--- start of Extracted entries ---

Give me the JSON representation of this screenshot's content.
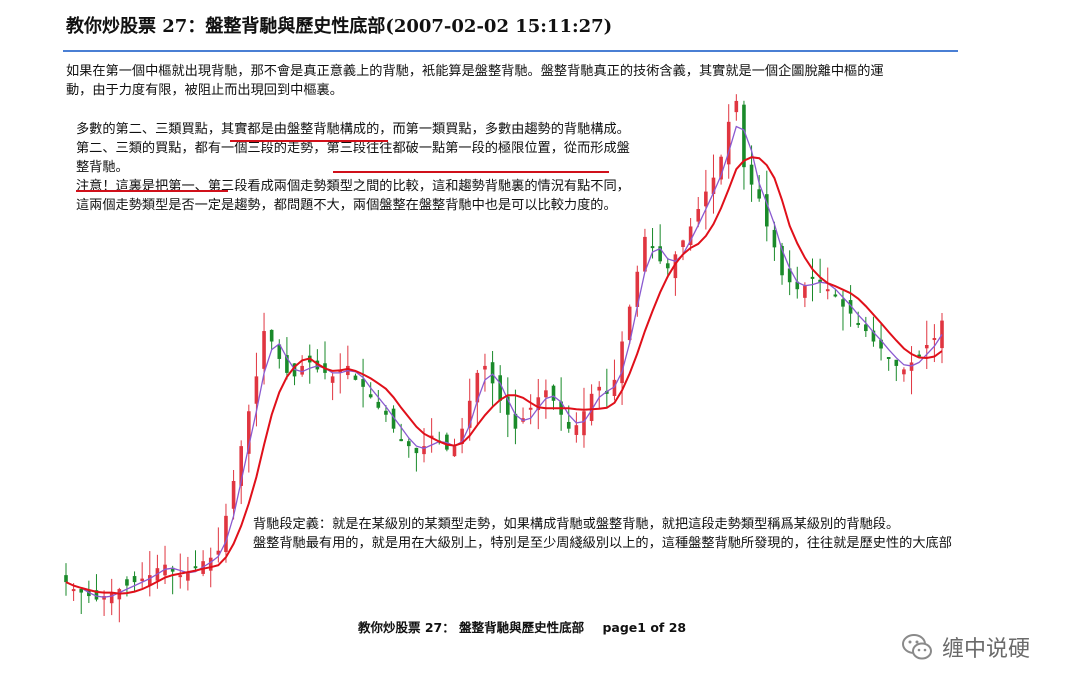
{
  "document": {
    "title": "教你炒股票 27：盤整背馳與歷史性底部(2007-02-02 15:11:27)",
    "paragraph1": "如果在第一個中樞就出現背馳，那不會是真正意義上的背馳，衹能算是盤整背馳。盤整背馳真正的技術含義，其實就是一個企圖脫離中樞的運動，由于力度有限，被阻止而出現回到中樞裏。",
    "paragraph2_lines": [
      "多數的第二、三類買點，其實都是由盤整背馳構成的，而第一類買點，多數由趨勢的背馳構成。",
      "第二、三類的買點，都有一個三段的走勢，第三段往往都破一點第一段的極限位置，從而形成盤整背馳。",
      "注意！這裏是把第一、第三段看成兩個走勢類型之間的比較，這和趨勢背馳裏的情況有點不同，這兩個走勢類型是否一定是趨勢，都問題不大，兩個盤整在盤整背馳中也是可以比較力度的。"
    ],
    "paragraph3_lines": [
      "背馳段定義：就是在某級別的某類型走勢，如果構成背馳或盤整背馳，就把這段走勢類型稱爲某級別的背馳段。",
      "盤整背馳最有用的，就是用在大級別上，特別是至少周綫級別以上的，這種盤整背馳所發現的，往往就是歷史性的大底部"
    ],
    "footer_title": "教你炒股票 27：  盤整背馳與歷史性底部",
    "footer_page": "page1 of 28"
  },
  "watermark": {
    "text": "缠中说硬",
    "icon": "wechat-icon"
  },
  "chart_colors": {
    "up": "#e03540",
    "down": "#1a8a2a",
    "ma_fast": "#8a5ad0",
    "ma_slow": "#e0101a",
    "underline": "#d0101a",
    "rule": "#4a7fd4"
  },
  "chart_data": {
    "type": "candlestick",
    "title": "",
    "xlabel": "",
    "ylabel": "",
    "series": [
      {
        "type": "close",
        "values": [
          1.6,
          1.4,
          1.3,
          1.2,
          1.1,
          1.2,
          1.3,
          1.4,
          1.5,
          1.6,
          1.7,
          1.8,
          2.0,
          2.1,
          1.9,
          1.8,
          1.9,
          2.0,
          2.2,
          2.3,
          2.5,
          3.5,
          4.5,
          5.5,
          6.5,
          7.5,
          8.8,
          8.5,
          8.0,
          7.6,
          7.5,
          7.8,
          7.9,
          7.7,
          7.6,
          7.5,
          7.7,
          7.8,
          7.4,
          7.2,
          6.9,
          6.6,
          6.4,
          6.0,
          5.7,
          5.5,
          5.3,
          5.5,
          5.8,
          5.6,
          5.4,
          5.5,
          6.0,
          6.8,
          7.6,
          7.8,
          7.3,
          6.8,
          6.4,
          6.0,
          6.3,
          6.6,
          6.9,
          7.1,
          6.8,
          6.4,
          6.0,
          6.1,
          6.5,
          7.0,
          7.2,
          7.0,
          7.4,
          8.5,
          9.5,
          10.5,
          11.5,
          11.2,
          10.8,
          10.6,
          11.0,
          11.4,
          11.8,
          12.3,
          12.8,
          13.2,
          13.8,
          14.8,
          15.4,
          13.5,
          13.0,
          12.6,
          11.8,
          11.2,
          10.4,
          10.2,
          10.0,
          10.1,
          10.3,
          10.2,
          10.0,
          9.8,
          9.5,
          9.3,
          9.0,
          8.8,
          8.5,
          8.3,
          8.0,
          7.8,
          7.7,
          7.9,
          8.1,
          8.4,
          8.6,
          9.1
        ]
      },
      {
        "name": "",
        "type": "ma_fast"
      },
      {
        "name": "",
        "type": "ma_slow"
      }
    ]
  }
}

--- end of Extracted entries ---

» **Exercise goal**
Copy each line of the records that contains the word "教你炒股票".

» **Output for this task**
    "title": "教你炒股票 27：盤整背馳與歷史性底部(2007-02-02 15:11:27)",
    "footer_title": "教你炒股票 27：  盤整背馳與歷史性底部",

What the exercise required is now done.